• **WHAT THIS TASK INVOLVES**
Show, in full, each line of the data that contains "Jönköpings".

• **DATA SUPPLIED**
┄┄┄┄┄┄

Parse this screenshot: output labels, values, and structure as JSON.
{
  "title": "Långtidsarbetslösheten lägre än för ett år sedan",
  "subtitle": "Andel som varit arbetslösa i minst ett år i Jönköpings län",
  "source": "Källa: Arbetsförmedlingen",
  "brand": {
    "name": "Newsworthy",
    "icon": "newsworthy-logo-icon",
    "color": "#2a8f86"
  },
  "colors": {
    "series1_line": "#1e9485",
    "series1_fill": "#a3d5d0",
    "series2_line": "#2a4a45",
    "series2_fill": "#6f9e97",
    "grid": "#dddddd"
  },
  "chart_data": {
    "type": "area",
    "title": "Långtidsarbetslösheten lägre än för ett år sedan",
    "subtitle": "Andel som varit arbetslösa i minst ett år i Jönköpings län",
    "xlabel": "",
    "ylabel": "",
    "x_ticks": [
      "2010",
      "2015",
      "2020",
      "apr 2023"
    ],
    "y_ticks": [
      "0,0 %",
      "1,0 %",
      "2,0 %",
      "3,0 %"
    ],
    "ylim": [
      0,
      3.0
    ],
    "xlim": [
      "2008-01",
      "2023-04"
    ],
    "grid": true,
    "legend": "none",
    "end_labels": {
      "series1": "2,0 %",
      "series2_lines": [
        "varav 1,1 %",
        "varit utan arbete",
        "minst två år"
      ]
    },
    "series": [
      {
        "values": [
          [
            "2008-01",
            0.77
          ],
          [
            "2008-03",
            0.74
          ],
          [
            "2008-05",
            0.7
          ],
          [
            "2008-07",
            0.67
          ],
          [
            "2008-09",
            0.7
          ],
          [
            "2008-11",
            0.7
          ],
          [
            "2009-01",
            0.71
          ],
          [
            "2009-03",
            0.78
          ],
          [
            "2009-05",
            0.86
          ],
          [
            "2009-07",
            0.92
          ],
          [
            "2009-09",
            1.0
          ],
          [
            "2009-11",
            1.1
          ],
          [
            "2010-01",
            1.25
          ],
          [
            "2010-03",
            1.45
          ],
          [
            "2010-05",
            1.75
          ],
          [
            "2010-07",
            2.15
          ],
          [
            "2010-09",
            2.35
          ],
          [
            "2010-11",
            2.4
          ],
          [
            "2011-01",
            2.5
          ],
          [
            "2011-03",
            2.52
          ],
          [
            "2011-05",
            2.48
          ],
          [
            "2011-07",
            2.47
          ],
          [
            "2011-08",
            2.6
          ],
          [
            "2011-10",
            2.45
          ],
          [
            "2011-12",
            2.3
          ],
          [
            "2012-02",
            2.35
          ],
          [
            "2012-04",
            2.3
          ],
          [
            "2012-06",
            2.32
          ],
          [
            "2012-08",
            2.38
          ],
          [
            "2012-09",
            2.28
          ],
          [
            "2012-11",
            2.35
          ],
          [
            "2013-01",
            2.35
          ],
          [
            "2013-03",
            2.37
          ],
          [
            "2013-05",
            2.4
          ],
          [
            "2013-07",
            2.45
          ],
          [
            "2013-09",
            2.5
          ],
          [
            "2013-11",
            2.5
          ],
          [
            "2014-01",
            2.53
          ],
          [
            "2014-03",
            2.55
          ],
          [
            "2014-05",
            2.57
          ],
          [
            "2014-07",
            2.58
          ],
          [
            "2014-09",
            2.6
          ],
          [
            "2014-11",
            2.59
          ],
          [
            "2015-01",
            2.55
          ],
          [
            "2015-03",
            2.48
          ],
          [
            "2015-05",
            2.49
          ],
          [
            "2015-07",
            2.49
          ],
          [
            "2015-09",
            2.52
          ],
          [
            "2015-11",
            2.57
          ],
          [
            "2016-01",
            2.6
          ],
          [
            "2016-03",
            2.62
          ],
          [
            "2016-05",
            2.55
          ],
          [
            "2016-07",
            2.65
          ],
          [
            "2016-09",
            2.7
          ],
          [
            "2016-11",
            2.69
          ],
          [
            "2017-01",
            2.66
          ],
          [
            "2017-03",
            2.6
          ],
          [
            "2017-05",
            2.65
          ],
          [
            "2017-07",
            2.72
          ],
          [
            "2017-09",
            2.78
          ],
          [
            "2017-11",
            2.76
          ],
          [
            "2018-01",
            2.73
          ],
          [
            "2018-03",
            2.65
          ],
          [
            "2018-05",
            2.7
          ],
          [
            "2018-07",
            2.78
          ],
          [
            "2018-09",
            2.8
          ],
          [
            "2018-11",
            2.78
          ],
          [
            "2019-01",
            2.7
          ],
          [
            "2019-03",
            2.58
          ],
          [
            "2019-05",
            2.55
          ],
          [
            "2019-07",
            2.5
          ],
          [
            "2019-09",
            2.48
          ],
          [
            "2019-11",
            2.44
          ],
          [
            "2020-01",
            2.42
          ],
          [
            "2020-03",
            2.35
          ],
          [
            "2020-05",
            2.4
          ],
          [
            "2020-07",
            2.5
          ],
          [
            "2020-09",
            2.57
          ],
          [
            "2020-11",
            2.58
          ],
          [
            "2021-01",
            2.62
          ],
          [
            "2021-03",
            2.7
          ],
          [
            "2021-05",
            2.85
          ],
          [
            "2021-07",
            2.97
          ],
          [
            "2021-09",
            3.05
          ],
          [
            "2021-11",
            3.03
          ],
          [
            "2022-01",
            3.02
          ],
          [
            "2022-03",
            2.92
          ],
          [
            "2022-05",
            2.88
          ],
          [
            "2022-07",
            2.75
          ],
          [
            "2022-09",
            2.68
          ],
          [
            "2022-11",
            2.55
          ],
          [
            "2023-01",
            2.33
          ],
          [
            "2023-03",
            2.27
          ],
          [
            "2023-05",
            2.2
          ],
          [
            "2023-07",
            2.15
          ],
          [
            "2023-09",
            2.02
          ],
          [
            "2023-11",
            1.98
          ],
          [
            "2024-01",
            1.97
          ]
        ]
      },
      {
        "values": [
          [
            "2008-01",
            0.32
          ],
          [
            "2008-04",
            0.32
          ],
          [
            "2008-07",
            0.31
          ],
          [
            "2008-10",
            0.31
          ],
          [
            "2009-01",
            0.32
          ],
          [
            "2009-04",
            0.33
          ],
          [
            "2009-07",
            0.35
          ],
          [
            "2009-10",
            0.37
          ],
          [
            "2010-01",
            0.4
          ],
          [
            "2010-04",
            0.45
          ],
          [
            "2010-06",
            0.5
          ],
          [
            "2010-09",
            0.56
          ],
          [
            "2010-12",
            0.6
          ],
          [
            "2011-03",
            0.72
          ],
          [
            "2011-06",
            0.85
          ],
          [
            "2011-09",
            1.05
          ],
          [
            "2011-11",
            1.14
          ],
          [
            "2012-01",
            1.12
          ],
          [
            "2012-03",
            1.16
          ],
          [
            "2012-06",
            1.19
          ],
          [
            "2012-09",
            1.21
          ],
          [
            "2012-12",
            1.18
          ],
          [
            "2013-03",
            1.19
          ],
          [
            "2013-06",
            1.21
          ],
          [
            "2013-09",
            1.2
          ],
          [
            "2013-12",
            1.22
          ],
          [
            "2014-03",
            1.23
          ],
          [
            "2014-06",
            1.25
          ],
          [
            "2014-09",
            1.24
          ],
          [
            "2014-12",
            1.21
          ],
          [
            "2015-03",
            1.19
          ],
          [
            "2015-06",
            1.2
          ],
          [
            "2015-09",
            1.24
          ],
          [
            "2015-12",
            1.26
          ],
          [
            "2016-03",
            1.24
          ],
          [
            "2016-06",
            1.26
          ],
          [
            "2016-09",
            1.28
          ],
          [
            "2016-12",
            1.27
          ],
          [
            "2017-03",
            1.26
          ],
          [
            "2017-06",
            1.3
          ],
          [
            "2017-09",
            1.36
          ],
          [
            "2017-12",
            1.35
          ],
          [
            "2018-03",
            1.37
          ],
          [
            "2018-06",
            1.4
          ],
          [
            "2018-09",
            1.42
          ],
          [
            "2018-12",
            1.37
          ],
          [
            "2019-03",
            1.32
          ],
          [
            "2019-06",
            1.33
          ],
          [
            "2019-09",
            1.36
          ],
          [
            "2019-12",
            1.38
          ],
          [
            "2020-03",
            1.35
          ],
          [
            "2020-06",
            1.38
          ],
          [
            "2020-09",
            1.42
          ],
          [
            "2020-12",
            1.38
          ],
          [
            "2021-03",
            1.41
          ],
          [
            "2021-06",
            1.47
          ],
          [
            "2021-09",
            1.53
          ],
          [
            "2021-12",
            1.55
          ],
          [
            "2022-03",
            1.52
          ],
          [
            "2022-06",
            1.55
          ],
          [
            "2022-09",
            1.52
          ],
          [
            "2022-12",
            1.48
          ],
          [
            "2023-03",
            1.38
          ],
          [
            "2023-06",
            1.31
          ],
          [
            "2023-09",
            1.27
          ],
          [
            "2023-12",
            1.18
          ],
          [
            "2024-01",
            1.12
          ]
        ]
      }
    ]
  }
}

┄┄┄┄┄┄

• **REPLY**
  "subtitle": "Andel som varit arbetslösa i minst ett år i Jönköpings län",
    "subtitle": "Andel som varit arbetslösa i minst ett år i Jönköpings län",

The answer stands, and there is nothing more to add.